EXTRACTED MATERIAL -
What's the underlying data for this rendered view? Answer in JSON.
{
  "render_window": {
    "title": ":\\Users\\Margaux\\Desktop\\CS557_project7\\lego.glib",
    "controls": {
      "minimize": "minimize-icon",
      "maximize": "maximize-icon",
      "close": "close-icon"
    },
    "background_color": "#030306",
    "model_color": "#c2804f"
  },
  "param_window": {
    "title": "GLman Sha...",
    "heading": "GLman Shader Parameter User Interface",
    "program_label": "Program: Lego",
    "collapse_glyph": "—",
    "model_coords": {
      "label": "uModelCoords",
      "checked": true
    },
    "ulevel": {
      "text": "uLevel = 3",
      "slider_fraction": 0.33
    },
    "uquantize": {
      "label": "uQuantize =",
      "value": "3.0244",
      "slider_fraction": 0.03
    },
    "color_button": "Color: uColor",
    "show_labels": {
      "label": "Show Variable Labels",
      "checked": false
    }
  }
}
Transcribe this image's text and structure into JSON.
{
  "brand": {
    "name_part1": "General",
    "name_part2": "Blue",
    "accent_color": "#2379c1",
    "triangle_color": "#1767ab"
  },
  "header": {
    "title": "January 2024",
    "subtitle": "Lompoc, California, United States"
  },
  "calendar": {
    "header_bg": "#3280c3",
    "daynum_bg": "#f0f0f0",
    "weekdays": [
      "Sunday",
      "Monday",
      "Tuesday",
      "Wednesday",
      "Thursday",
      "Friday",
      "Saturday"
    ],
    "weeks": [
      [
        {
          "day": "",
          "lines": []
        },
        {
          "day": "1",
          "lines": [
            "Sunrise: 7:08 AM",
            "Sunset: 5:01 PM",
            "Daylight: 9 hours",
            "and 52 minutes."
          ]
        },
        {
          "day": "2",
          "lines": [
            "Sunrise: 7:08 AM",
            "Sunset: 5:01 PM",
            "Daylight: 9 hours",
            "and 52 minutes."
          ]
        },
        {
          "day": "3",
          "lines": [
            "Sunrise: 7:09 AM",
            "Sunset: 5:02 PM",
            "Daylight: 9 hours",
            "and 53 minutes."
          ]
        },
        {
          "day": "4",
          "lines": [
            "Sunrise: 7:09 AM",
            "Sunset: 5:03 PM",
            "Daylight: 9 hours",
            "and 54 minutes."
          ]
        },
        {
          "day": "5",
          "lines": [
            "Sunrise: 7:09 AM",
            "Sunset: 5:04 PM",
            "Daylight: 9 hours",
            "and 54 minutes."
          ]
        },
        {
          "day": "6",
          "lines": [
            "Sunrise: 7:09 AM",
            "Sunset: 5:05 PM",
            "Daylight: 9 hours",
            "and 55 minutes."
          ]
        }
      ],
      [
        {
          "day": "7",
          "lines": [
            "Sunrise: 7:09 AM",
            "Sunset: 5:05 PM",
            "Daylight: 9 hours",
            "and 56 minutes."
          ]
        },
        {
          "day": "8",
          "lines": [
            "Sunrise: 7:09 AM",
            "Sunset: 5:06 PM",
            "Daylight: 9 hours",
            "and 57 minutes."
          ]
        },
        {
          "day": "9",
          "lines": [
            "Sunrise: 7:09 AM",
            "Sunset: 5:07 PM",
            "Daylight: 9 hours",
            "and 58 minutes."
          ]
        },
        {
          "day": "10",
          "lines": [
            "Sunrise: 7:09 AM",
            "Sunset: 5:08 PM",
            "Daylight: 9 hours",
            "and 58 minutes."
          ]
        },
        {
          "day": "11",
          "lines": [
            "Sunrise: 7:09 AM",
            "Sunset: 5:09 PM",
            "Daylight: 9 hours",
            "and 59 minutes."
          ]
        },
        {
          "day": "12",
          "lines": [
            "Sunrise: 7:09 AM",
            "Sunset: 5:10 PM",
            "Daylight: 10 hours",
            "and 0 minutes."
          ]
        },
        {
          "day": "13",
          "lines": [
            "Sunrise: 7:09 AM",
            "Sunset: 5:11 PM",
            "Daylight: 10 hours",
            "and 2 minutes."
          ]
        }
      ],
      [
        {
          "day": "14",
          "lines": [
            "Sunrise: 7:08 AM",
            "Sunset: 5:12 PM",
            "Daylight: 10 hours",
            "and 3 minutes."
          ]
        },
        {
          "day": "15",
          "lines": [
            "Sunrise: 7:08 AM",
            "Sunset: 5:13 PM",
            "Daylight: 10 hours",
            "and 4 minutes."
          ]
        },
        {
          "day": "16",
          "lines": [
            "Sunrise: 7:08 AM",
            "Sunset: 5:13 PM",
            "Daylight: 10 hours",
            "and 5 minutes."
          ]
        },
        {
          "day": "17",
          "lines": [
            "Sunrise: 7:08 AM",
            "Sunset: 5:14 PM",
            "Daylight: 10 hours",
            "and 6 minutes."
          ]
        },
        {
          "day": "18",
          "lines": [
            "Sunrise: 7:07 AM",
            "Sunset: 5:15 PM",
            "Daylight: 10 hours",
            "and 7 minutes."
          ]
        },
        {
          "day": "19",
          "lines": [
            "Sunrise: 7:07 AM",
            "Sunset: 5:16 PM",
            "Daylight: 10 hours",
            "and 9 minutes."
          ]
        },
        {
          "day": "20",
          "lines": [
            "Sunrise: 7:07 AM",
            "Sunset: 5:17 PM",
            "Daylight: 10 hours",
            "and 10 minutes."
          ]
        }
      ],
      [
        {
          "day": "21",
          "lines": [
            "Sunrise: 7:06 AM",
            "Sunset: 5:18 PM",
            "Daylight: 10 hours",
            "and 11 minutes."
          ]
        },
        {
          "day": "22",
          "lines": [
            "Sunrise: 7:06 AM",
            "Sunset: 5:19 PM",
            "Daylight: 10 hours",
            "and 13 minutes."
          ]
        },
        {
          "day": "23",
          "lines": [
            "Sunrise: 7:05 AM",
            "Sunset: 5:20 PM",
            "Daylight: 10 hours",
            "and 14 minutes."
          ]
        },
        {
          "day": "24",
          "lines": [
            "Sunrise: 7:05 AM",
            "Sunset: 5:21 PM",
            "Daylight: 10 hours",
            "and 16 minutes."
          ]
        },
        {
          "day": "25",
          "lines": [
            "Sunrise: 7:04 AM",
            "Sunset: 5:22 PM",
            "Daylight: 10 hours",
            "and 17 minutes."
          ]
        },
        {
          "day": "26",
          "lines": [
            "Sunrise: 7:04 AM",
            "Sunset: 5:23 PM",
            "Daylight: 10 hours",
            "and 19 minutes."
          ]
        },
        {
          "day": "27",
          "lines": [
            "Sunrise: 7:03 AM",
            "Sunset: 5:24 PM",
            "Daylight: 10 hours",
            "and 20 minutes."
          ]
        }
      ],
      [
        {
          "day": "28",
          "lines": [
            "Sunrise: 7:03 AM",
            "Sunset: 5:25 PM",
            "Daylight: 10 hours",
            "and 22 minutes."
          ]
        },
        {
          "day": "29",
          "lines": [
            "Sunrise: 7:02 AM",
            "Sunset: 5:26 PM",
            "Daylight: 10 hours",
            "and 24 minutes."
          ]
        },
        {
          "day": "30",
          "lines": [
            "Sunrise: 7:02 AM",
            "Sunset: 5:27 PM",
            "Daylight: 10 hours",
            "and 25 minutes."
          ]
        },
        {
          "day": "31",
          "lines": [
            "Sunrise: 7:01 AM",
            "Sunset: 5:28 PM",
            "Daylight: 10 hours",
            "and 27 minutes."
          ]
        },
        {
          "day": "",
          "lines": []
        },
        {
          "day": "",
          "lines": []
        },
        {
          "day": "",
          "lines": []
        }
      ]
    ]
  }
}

SHORT PROBLEM - Return each line of the data exactly as written above.

THE COMPLETED TASK -
What's the underlying data for this rendered view? Answer in JSON.
{
  "render_window": {
    "title": ":\\Users\\Margaux\\Desktop\\CS557_project7\\lego.glib",
    "controls": {
      "minimize": "minimize-icon",
      "maximize": "maximize-icon",
      "close": "close-icon"
    },
    "background_color": "#030306",
    "model_color": "#c2804f"
  },
  "param_window": {
    "title": "GLman Sha...",
    "heading": "GLman Shader Parameter User Interface",
    "program_label": "Program: Lego",
    "collapse_glyph": "—",
    "model_coords": {
      "label": "uModelCoords",
      "checked": true
    },
    "ulevel": {
      "text": "uLevel = 3",
      "slider_fraction": 0.33
    },
    "uquantize": {
      "label": "uQuantize =",
      "value": "3.0244",
      "slider_fraction": 0.03
    },
    "color_button": "Color: uColor",
    "show_labels": {
      "label": "Show Variable Labels",
      "checked": false
    }
  }
}
Transcribe this image's text and structure into JSON.
{
  "brand": {
    "name_part1": "General",
    "name_part2": "Blue",
    "accent_color": "#2379c1",
    "triangle_color": "#1767ab"
  },
  "header": {
    "title": "January 2024",
    "subtitle": "Lompoc, California, United States"
  },
  "calendar": {
    "header_bg": "#3280c3",
    "daynum_bg": "#f0f0f0",
    "weekdays": [
      "Sunday",
      "Monday",
      "Tuesday",
      "Wednesday",
      "Thursday",
      "Friday",
      "Saturday"
    ],
    "weeks": [
      [
        {
          "day": "",
          "lines": []
        },
        {
          "day": "1",
          "lines": [
            "Sunrise: 7:08 AM",
            "Sunset: 5:01 PM",
            "Daylight: 9 hours",
            "and 52 minutes."
          ]
        },
        {
          "day": "2",
          "lines": [
            "Sunrise: 7:08 AM",
            "Sunset: 5:01 PM",
            "Daylight: 9 hours",
            "and 52 minutes."
          ]
        },
        {
          "day": "3",
          "lines": [
            "Sunrise: 7:09 AM",
            "Sunset: 5:02 PM",
            "Daylight: 9 hours",
            "and 53 minutes."
          ]
        },
        {
          "day": "4",
          "lines": [
            "Sunrise: 7:09 AM",
            "Sunset: 5:03 PM",
            "Daylight: 9 hours",
            "and 54 minutes."
          ]
        },
        {
          "day": "5",
          "lines": [
            "Sunrise: 7:09 AM",
            "Sunset: 5:04 PM",
            "Daylight: 9 hours",
            "and 54 minutes."
          ]
        },
        {
          "day": "6",
          "lines": [
            "Sunrise: 7:09 AM",
            "Sunset: 5:05 PM",
            "Daylight: 9 hours",
            "and 55 minutes."
          ]
        }
      ],
      [
        {
          "day": "7",
          "lines": [
            "Sunrise: 7:09 AM",
            "Sunset: 5:05 PM",
            "Daylight: 9 hours",
            "and 56 minutes."
          ]
        },
        {
          "day": "8",
          "lines": [
            "Sunrise: 7:09 AM",
            "Sunset: 5:06 PM",
            "Daylight: 9 hours",
            "and 57 minutes."
          ]
        },
        {
          "day": "9",
          "lines": [
            "Sunrise: 7:09 AM",
            "Sunset: 5:07 PM",
            "Daylight: 9 hours",
            "and 58 minutes."
          ]
        },
        {
          "day": "10",
          "lines": [
            "Sunrise: 7:09 AM",
            "Sunset: 5:08 PM",
            "Daylight: 9 hours",
            "and 58 minutes."
          ]
        },
        {
          "day": "11",
          "lines": [
            "Sunrise: 7:09 AM",
            "Sunset: 5:09 PM",
            "Daylight: 9 hours",
            "and 59 minutes."
          ]
        },
        {
          "day": "12",
          "lines": [
            "Sunrise: 7:09 AM",
            "Sunset: 5:10 PM",
            "Daylight: 10 hours",
            "and 0 minutes."
          ]
        },
        {
          "day": "13",
          "lines": [
            "Sunrise: 7:09 AM",
            "Sunset: 5:11 PM",
            "Daylight: 10 hours",
            "and 2 minutes."
          ]
        }
      ],
      [
        {
          "day": "14",
          "lines": [
            "Sunrise: 7:08 AM",
            "Sunset: 5:12 PM",
            "Daylight: 10 hours",
            "and 3 minutes."
          ]
        },
        {
          "day": "15",
          "lines": [
            "Sunrise: 7:08 AM",
            "Sunset: 5:13 PM",
            "Daylight: 10 hours",
            "and 4 minutes."
          ]
        },
        {
          "day": "16",
          "lines": [
            "Sunrise: 7:08 AM",
            "Sunset: 5:13 PM",
            "Daylight: 10 hours",
            "and 5 minutes."
          ]
        },
        {
          "day": "17",
          "lines": [
            "Sunrise: 7:08 AM",
            "Sunset: 5:14 PM",
            "Daylight: 10 hours",
            "and 6 minutes."
          ]
        },
        {
          "day": "18",
          "lines": [
            "Sunrise: 7:07 AM",
            "Sunset: 5:15 PM",
            "Daylight: 10 hours",
            "and 7 minutes."
          ]
        },
        {
          "day": "19",
          "lines": [
            "Sunrise: 7:07 AM",
            "Sunset: 5:16 PM",
            "Daylight: 10 hours",
            "and 9 minutes."
          ]
        },
        {
          "day": "20",
          "lines": [
            "Sunrise: 7:07 AM",
            "Sunset: 5:17 PM",
            "Daylight: 10 hours",
            "and 10 minutes."
          ]
        }
      ],
      [
        {
          "day": "21",
          "lines": [
            "Sunrise: 7:06 AM",
            "Sunset: 5:18 PM",
            "Daylight: 10 hours",
            "and 11 minutes."
          ]
        },
        {
          "day": "22",
          "lines": [
            "Sunrise: 7:06 AM",
            "Sunset: 5:19 PM",
            "Daylight: 10 hours",
            "and 13 minutes."
          ]
        },
        {
          "day": "23",
          "lines": [
            "Sunrise: 7:05 AM",
            "Sunset: 5:20 PM",
            "Daylight: 10 hours",
            "and 14 minutes."
          ]
        },
        {
          "day": "24",
          "lines": [
            "Sunrise: 7:05 AM",
            "Sunset: 5:21 PM",
            "Daylight: 10 hours",
            "and 16 minutes."
          ]
        },
        {
          "day": "25",
          "lines": [
            "Sunrise: 7:04 AM",
            "Sunset: 5:22 PM",
            "Daylight: 10 hours",
            "and 17 minutes."
          ]
        },
        {
          "day": "26",
          "lines": [
            "Sunrise: 7:04 AM",
            "Sunset: 5:23 PM",
            "Daylight: 10 hours",
            "and 19 minutes."
          ]
        },
        {
          "day": "27",
          "lines": [
            "Sunrise: 7:03 AM",
            "Sunset: 5:24 PM",
            "Daylight: 10 hours",
            "and 20 minutes."
          ]
        }
      ],
      [
        {
          "day": "28",
          "lines": [
            "Sunrise: 7:03 AM",
            "Sunset: 5:25 PM",
            "Daylight: 10 hours",
            "and 22 minutes."
          ]
        },
        {
          "day": "29",
          "lines": [
            "Sunrise: 7:02 AM",
            "Sunset: 5:26 PM",
            "Daylight: 10 hours",
            "and 24 minutes."
          ]
        },
        {
          "day": "30",
          "lines": [
            "Sunrise: 7:02 AM",
            "Sunset: 5:27 PM",
            "Daylight: 10 hours",
            "and 25 minutes."
          ]
        },
        {
          "day": "31",
          "lines": [
            "Sunrise: 7:01 AM",
            "Sunset: 5:28 PM",
            "Daylight: 10 hours",
            "and 27 minutes."
          ]
        },
        {
          "day": "",
          "lines": []
        },
        {
          "day": "",
          "lines": []
        },
        {
          "day": "",
          "lines": []
        }
      ]
    ]
  }
}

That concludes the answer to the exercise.